[START OF Data records]

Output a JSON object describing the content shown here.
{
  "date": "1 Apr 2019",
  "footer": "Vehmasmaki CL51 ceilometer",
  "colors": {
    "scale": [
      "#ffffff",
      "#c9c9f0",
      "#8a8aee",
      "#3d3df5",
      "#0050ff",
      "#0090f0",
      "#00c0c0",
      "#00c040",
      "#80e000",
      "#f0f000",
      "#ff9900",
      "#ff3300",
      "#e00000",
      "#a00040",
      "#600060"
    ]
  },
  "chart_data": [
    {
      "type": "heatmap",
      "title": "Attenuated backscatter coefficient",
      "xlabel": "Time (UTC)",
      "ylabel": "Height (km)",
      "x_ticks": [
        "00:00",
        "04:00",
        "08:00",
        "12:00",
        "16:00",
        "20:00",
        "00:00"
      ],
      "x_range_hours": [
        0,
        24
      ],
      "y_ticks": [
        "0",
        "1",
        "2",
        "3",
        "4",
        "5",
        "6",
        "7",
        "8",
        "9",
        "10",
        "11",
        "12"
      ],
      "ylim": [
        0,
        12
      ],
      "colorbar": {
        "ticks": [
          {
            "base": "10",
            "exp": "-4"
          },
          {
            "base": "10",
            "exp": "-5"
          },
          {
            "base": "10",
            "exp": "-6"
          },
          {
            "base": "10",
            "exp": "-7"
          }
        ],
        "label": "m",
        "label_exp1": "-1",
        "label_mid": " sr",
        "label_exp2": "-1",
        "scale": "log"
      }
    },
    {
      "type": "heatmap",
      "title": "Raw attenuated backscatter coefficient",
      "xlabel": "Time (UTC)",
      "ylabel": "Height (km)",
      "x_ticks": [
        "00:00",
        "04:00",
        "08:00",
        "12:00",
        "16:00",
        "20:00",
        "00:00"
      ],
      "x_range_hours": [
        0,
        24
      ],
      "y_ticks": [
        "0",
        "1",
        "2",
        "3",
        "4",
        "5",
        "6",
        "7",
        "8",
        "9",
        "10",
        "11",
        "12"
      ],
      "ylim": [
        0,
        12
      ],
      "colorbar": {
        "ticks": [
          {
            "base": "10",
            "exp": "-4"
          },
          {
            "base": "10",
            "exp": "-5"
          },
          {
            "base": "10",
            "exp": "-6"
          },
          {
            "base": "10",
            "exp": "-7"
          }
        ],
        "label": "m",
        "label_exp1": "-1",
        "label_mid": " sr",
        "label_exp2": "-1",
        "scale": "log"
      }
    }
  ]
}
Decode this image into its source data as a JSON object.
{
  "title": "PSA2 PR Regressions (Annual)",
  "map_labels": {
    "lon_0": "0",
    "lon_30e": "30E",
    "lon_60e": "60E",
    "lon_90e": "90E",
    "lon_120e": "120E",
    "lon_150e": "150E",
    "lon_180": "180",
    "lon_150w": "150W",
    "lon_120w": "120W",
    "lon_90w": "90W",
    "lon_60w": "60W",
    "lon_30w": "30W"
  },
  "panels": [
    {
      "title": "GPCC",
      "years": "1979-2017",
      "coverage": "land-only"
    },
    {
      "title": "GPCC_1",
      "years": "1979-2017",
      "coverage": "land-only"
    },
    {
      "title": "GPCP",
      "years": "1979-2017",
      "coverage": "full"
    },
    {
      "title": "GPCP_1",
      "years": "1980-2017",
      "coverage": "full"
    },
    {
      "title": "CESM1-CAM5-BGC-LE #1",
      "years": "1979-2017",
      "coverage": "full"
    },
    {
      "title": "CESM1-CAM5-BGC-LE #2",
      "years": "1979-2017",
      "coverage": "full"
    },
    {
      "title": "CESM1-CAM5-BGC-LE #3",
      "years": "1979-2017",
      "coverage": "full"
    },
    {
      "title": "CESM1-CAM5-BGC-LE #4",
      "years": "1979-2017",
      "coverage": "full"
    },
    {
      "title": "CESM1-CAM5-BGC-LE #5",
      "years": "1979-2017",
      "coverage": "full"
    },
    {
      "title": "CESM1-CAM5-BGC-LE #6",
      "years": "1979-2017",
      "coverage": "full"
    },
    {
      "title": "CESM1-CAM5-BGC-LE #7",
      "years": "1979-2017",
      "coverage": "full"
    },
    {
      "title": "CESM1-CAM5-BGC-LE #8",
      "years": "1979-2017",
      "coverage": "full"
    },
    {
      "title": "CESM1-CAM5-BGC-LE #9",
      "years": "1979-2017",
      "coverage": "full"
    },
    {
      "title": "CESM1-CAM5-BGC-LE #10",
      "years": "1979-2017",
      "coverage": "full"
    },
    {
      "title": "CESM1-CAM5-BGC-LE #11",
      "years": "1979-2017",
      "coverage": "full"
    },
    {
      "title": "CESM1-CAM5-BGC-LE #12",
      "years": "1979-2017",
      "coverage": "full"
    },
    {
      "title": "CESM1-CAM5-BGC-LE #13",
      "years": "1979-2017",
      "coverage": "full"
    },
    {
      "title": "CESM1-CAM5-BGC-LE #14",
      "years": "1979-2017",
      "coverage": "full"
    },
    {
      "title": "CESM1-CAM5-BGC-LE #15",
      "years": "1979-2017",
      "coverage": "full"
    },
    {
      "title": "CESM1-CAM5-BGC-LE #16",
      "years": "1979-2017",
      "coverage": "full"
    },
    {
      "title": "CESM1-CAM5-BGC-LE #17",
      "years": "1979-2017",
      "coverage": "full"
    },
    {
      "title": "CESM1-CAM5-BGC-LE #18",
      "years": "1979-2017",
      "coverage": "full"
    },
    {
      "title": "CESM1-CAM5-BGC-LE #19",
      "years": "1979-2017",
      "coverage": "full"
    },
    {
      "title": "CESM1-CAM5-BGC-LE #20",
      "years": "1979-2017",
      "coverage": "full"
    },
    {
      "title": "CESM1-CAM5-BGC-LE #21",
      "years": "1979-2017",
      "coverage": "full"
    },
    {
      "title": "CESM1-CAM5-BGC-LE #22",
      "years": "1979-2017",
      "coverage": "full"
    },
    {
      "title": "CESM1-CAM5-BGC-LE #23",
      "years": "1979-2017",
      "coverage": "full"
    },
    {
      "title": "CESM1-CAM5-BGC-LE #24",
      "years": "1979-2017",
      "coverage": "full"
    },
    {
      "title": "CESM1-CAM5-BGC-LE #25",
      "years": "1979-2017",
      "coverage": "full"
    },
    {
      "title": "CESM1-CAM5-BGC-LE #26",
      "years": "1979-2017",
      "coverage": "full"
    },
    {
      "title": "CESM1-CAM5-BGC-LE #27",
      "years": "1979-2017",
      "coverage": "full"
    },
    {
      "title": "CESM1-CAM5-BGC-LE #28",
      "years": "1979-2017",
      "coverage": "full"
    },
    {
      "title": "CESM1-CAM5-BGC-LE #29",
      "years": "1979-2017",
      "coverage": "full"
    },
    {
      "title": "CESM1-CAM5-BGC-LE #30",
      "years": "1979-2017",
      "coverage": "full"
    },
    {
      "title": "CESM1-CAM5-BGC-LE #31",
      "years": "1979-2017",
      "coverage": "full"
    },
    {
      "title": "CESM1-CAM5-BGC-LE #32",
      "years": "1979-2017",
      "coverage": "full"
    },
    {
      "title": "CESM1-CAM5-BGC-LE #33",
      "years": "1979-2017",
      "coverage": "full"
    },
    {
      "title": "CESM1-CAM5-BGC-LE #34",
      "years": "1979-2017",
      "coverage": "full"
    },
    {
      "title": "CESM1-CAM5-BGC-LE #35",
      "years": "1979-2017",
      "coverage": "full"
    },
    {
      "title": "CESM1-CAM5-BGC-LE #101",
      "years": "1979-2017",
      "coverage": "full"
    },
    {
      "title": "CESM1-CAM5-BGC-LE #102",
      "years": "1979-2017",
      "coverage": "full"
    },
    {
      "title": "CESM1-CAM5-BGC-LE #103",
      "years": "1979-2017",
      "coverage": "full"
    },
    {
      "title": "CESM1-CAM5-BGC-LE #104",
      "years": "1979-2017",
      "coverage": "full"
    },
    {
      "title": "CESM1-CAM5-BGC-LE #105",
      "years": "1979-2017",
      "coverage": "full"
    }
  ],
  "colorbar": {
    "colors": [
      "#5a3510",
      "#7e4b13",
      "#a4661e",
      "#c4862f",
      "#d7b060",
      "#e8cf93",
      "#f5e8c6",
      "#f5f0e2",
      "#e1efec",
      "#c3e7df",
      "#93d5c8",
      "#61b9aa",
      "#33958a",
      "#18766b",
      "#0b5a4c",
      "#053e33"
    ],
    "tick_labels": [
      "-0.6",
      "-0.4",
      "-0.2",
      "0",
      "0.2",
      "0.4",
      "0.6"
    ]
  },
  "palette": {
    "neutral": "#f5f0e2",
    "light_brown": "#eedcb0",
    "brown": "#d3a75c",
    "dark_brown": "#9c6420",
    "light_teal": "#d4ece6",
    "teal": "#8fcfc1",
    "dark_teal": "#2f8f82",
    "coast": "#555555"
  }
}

[END OF Data records]

### Prompt:
State the number of lines that contain the string "object", with no other words.

### Problem solution:
2